Region and label listings:
^^^^^^^^
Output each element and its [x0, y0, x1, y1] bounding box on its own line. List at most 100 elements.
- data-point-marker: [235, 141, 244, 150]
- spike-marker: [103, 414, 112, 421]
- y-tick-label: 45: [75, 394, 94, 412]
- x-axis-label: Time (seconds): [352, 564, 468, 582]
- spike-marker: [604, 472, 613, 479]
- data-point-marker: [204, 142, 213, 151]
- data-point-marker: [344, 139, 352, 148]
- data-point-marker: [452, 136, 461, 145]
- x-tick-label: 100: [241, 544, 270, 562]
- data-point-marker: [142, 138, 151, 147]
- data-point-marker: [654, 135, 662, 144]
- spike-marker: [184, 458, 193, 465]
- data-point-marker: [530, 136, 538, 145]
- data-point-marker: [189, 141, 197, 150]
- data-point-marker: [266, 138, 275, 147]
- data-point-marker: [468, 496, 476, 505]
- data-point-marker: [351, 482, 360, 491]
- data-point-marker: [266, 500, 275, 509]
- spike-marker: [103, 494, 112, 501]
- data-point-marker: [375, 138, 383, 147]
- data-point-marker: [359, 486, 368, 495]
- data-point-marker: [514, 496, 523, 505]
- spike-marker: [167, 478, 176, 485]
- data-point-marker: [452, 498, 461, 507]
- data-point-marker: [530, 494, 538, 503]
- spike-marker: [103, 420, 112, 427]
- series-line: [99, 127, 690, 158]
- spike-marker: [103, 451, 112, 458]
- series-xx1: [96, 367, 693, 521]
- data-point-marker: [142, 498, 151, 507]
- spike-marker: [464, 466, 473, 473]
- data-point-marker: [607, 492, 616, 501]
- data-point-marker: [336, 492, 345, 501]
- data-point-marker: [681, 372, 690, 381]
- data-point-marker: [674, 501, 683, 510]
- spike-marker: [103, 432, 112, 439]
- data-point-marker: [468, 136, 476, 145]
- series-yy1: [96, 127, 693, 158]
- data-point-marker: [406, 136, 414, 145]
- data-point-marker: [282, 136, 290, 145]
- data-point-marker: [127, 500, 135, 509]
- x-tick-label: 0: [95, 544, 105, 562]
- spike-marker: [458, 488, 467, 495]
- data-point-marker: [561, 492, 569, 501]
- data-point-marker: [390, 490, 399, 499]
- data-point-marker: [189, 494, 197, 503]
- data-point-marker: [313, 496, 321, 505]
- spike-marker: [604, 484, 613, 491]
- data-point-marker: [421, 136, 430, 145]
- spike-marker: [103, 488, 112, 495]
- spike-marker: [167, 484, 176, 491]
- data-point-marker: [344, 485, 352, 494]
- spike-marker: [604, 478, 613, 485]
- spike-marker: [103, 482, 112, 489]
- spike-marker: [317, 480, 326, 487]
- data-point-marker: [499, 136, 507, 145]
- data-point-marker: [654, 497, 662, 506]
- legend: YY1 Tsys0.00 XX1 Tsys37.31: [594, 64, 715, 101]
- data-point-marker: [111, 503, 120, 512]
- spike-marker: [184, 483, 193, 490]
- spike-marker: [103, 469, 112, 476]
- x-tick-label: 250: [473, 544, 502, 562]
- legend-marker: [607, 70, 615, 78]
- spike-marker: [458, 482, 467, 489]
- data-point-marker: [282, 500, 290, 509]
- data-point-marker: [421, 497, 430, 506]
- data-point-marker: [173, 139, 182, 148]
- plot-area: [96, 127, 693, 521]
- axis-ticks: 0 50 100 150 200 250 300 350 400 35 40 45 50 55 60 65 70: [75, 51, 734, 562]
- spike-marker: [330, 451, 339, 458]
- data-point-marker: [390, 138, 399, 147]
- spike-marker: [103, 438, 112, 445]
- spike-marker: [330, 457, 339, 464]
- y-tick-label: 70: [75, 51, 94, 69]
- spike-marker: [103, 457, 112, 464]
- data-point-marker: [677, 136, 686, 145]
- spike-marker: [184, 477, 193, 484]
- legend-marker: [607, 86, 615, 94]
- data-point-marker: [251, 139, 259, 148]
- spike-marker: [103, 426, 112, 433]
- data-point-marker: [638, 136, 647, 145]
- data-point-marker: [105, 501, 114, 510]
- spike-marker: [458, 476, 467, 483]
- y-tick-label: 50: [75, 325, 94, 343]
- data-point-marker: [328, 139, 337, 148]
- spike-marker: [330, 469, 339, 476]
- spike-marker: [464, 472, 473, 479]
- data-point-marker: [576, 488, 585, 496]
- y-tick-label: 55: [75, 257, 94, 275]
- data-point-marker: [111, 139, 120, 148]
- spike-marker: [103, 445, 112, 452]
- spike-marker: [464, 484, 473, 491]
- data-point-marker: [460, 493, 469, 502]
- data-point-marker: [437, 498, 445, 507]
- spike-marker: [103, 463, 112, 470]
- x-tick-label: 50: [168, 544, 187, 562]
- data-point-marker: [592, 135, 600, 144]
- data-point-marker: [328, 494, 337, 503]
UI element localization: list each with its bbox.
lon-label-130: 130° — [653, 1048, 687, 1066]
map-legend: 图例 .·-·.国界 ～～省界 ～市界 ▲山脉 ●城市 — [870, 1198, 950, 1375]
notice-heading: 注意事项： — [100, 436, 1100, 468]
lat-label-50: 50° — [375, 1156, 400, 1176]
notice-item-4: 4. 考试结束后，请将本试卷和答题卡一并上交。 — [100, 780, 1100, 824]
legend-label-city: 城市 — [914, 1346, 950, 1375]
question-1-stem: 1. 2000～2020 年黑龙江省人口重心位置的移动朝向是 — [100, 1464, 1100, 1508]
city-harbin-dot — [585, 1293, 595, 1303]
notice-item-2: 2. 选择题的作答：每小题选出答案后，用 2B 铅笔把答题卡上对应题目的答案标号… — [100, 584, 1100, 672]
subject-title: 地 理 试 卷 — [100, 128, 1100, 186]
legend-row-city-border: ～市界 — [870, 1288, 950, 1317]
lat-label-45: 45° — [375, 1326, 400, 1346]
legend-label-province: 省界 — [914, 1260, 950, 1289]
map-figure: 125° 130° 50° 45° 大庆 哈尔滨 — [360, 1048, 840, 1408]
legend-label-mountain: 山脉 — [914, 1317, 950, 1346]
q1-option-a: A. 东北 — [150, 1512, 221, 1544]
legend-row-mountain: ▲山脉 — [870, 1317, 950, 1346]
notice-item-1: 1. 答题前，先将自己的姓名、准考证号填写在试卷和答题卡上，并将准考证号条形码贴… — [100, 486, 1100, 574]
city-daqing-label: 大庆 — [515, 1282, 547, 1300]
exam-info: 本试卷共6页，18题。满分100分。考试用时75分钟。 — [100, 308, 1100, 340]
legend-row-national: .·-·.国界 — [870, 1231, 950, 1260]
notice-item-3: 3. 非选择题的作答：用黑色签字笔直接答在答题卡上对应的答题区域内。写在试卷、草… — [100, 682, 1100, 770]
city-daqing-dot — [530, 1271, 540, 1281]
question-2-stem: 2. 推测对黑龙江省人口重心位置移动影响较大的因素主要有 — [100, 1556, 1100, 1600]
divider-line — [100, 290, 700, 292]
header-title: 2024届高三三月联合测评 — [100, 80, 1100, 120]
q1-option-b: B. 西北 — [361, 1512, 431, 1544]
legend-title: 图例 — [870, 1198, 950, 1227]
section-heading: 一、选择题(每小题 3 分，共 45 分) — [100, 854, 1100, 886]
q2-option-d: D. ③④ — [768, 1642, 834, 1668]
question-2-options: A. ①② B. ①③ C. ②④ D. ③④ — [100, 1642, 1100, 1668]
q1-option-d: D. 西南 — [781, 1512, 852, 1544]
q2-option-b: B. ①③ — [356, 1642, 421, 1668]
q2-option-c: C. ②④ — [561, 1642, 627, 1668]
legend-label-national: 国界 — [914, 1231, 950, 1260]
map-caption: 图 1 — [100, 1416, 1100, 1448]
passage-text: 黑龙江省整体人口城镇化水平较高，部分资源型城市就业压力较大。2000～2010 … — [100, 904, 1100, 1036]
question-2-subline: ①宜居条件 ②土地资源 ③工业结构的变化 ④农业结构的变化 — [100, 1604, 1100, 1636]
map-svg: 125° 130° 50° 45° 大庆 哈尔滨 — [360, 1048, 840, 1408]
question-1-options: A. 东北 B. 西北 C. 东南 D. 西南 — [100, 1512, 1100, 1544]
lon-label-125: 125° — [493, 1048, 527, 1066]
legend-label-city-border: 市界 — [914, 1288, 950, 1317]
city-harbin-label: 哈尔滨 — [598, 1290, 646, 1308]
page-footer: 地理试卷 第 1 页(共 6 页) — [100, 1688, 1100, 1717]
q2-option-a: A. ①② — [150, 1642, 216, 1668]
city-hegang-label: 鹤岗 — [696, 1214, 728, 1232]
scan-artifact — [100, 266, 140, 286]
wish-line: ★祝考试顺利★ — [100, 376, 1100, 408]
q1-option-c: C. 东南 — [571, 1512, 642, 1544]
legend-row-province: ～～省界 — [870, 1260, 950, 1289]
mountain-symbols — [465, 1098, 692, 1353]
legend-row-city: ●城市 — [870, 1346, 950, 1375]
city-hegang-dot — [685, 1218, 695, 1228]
^^^^^^^^
THE TASK: Print the lines from the start of the records through the line with "- data-point-marker: [142, 138, 151, 147]", both ends included, reproducing each one exactly.

ANSWER TO THIS TASK:
Output each element and its [x0, y0, x1, y1] bounding box on its own line. List at most 100 elements.
- data-point-marker: [235, 141, 244, 150]
- spike-marker: [103, 414, 112, 421]
- y-tick-label: 45: [75, 394, 94, 412]
- x-axis-label: Time (seconds): [352, 564, 468, 582]
- spike-marker: [604, 472, 613, 479]
- data-point-marker: [204, 142, 213, 151]
- data-point-marker: [344, 139, 352, 148]
- data-point-marker: [452, 136, 461, 145]
- x-tick-label: 100: [241, 544, 270, 562]
- data-point-marker: [142, 138, 151, 147]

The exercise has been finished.